** start Task data **

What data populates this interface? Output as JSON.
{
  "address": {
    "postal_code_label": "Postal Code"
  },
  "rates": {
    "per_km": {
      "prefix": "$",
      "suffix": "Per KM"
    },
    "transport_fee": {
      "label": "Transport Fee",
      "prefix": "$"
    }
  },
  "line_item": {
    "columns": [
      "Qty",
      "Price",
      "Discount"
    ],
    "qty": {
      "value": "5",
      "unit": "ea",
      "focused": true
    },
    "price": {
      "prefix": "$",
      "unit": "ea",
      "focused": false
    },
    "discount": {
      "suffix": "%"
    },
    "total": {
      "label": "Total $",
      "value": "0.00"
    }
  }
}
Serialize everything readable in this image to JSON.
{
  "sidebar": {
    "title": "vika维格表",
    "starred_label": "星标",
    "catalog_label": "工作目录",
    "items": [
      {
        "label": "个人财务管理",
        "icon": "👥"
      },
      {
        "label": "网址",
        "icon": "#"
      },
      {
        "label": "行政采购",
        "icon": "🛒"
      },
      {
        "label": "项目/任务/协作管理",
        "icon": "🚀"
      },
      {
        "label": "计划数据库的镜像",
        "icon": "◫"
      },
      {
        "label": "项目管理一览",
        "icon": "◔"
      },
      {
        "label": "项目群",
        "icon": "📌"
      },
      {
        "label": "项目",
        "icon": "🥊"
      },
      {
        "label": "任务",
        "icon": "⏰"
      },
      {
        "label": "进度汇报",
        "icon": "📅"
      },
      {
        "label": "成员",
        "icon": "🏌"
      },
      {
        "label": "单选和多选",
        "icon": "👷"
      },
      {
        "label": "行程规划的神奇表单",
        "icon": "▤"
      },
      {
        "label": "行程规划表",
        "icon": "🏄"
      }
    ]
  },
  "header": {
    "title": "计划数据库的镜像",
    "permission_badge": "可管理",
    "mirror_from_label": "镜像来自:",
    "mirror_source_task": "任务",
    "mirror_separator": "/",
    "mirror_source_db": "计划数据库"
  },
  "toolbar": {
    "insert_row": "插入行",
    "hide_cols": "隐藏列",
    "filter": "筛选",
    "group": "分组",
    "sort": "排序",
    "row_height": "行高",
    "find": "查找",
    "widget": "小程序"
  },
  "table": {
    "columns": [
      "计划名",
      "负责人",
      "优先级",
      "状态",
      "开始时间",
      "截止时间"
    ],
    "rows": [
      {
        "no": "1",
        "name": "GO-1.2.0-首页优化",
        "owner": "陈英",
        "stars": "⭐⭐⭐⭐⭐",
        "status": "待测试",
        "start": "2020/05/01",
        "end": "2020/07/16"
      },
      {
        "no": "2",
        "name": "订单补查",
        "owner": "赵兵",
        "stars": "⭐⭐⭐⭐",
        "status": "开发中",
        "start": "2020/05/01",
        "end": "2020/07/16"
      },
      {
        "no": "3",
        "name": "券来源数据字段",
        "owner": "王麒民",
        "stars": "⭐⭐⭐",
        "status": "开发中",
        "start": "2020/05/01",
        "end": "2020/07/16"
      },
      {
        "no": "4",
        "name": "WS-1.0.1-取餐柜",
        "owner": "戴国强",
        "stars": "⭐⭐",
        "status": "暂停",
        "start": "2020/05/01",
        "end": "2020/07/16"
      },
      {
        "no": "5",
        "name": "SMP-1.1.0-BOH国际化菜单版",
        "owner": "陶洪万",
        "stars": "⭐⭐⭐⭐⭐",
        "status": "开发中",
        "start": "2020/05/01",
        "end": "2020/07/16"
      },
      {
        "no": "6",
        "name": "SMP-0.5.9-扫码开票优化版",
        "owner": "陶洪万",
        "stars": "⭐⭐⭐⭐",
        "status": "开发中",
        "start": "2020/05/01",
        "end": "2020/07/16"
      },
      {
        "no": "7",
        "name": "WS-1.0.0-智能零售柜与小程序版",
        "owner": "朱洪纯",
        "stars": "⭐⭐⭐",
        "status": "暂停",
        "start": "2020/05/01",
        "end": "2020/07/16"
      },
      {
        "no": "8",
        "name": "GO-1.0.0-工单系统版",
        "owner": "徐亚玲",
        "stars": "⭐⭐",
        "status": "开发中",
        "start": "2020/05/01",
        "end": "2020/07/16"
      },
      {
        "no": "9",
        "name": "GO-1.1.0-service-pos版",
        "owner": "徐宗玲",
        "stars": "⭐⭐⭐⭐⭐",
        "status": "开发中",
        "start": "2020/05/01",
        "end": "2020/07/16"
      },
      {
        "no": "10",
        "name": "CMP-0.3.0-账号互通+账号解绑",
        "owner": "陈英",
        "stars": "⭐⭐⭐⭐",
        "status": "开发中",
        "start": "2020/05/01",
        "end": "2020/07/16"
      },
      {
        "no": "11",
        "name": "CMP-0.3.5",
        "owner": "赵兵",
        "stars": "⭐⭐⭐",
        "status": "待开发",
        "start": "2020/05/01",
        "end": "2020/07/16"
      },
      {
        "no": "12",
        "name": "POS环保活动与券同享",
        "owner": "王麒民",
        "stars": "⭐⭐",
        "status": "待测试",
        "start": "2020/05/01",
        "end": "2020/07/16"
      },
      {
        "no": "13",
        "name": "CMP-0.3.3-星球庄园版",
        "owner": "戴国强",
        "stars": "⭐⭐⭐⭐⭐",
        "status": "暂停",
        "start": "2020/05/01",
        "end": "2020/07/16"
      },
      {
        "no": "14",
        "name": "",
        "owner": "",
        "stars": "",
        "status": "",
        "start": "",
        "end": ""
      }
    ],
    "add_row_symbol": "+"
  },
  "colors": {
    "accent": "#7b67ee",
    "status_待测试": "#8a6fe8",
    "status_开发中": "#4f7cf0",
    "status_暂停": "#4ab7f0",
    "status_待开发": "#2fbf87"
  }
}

** end Task data **

- What you are asked to do
Quote the data above in full, changing nothing.

- Reply
What data populates this interface? Output as JSON.
{
  "address": {
    "postal_code_label": "Postal Code"
  },
  "rates": {
    "per_km": {
      "prefix": "$",
      "suffix": "Per KM"
    },
    "transport_fee": {
      "label": "Transport Fee",
      "prefix": "$"
    }
  },
  "line_item": {
    "columns": [
      "Qty",
      "Price",
      "Discount"
    ],
    "qty": {
      "value": "5",
      "unit": "ea",
      "focused": true
    },
    "price": {
      "prefix": "$",
      "unit": "ea",
      "focused": false
    },
    "discount": {
      "suffix": "%"
    },
    "total": {
      "label": "Total $",
      "value": "0.00"
    }
  }
}
Serialize everything readable in this image to JSON.
{
  "sidebar": {
    "title": "vika维格表",
    "starred_label": "星标",
    "catalog_label": "工作目录",
    "items": [
      {
        "label": "个人财务管理",
        "icon": "👥"
      },
      {
        "label": "网址",
        "icon": "#"
      },
      {
        "label": "行政采购",
        "icon": "🛒"
      },
      {
        "label": "项目/任务/协作管理",
        "icon": "🚀"
      },
      {
        "label": "计划数据库的镜像",
        "icon": "◫"
      },
      {
        "label": "项目管理一览",
        "icon": "◔"
      },
      {
        "label": "项目群",
        "icon": "📌"
      },
      {
        "label": "项目",
        "icon": "🥊"
      },
      {
        "label": "任务",
        "icon": "⏰"
      },
      {
        "label": "进度汇报",
        "icon": "📅"
      },
      {
        "label": "成员",
        "icon": "🏌"
      },
      {
        "label": "单选和多选",
        "icon": "👷"
      },
      {
        "label": "行程规划的神奇表单",
        "icon": "▤"
      },
      {
        "label": "行程规划表",
        "icon": "🏄"
      }
    ]
  },
  "header": {
    "title": "计划数据库的镜像",
    "permission_badge": "可管理",
    "mirror_from_label": "镜像来自:",
    "mirror_source_task": "任务",
    "mirror_separator": "/",
    "mirror_source_db": "计划数据库"
  },
  "toolbar": {
    "insert_row": "插入行",
    "hide_cols": "隐藏列",
    "filter": "筛选",
    "group": "分组",
    "sort": "排序",
    "row_height": "行高",
    "find": "查找",
    "widget": "小程序"
  },
  "table": {
    "columns": [
      "计划名",
      "负责人",
      "优先级",
      "状态",
      "开始时间",
      "截止时间"
    ],
    "rows": [
      {
        "no": "1",
        "name": "GO-1.2.0-首页优化",
        "owner": "陈英",
        "stars": "⭐⭐⭐⭐⭐",
        "status": "待测试",
        "start": "2020/05/01",
        "end": "2020/07/16"
      },
      {
        "no": "2",
        "name": "订单补查",
        "owner": "赵兵",
        "stars": "⭐⭐⭐⭐",
        "status": "开发中",
        "start": "2020/05/01",
        "end": "2020/07/16"
      },
      {
        "no": "3",
        "name": "券来源数据字段",
        "owner": "王麒民",
        "stars": "⭐⭐⭐",
        "status": "开发中",
        "start": "2020/05/01",
        "end": "2020/07/16"
      },
      {
        "no": "4",
        "name": "WS-1.0.1-取餐柜",
        "owner": "戴国强",
        "stars": "⭐⭐",
        "status": "暂停",
        "start": "2020/05/01",
        "end": "2020/07/16"
      },
      {
        "no": "5",
        "name": "SMP-1.1.0-BOH国际化菜单版",
        "owner": "陶洪万",
        "stars": "⭐⭐⭐⭐⭐",
        "status": "开发中",
        "start": "2020/05/01",
        "end": "2020/07/16"
      },
      {
        "no": "6",
        "name": "SMP-0.5.9-扫码开票优化版",
        "owner": "陶洪万",
        "stars": "⭐⭐⭐⭐",
        "status": "开发中",
        "start": "2020/05/01",
        "end": "2020/07/16"
      },
      {
        "no": "7",
        "name": "WS-1.0.0-智能零售柜与小程序版",
        "owner": "朱洪纯",
        "stars": "⭐⭐⭐",
        "status": "暂停",
        "start": "2020/05/01",
        "end": "2020/07/16"
      },
      {
        "no": "8",
        "name": "GO-1.0.0-工单系统版",
        "owner": "徐亚玲",
        "stars": "⭐⭐",
        "status": "开发中",
        "start": "2020/05/01",
        "end": "2020/07/16"
      },
      {
        "no": "9",
        "name": "GO-1.1.0-service-pos版",
        "owner": "徐宗玲",
        "stars": "⭐⭐⭐⭐⭐",
        "status": "开发中",
        "start": "2020/05/01",
        "end": "2020/07/16"
      },
      {
        "no": "10",
        "name": "CMP-0.3.0-账号互通+账号解绑",
        "owner": "陈英",
        "stars": "⭐⭐⭐⭐",
        "status": "开发中",
        "start": "2020/05/01",
        "end": "2020/07/16"
      },
      {
        "no": "11",
        "name": "CMP-0.3.5",
        "owner": "赵兵",
        "stars": "⭐⭐⭐",
        "status": "待开发",
        "start": "2020/05/01",
        "end": "2020/07/16"
      },
      {
        "no": "12",
        "name": "POS环保活动与券同享",
        "owner": "王麒民",
        "stars": "⭐⭐",
        "status": "待测试",
        "start": "2020/05/01",
        "end": "2020/07/16"
      },
      {
        "no": "13",
        "name": "CMP-0.3.3-星球庄园版",
        "owner": "戴国强",
        "stars": "⭐⭐⭐⭐⭐",
        "status": "暂停",
        "start": "2020/05/01",
        "end": "2020/07/16"
      },
      {
        "no": "14",
        "name": "",
        "owner": "",
        "stars": "",
        "status": "",
        "start": "",
        "end": ""
      }
    ],
    "add_row_symbol": "+"
  },
  "colors": {
    "accent": "#7b67ee",
    "status_待测试": "#8a6fe8",
    "status_开发中": "#4f7cf0",
    "status_暂停": "#4ab7f0",
    "status_待开发": "#2fbf87"
  }
}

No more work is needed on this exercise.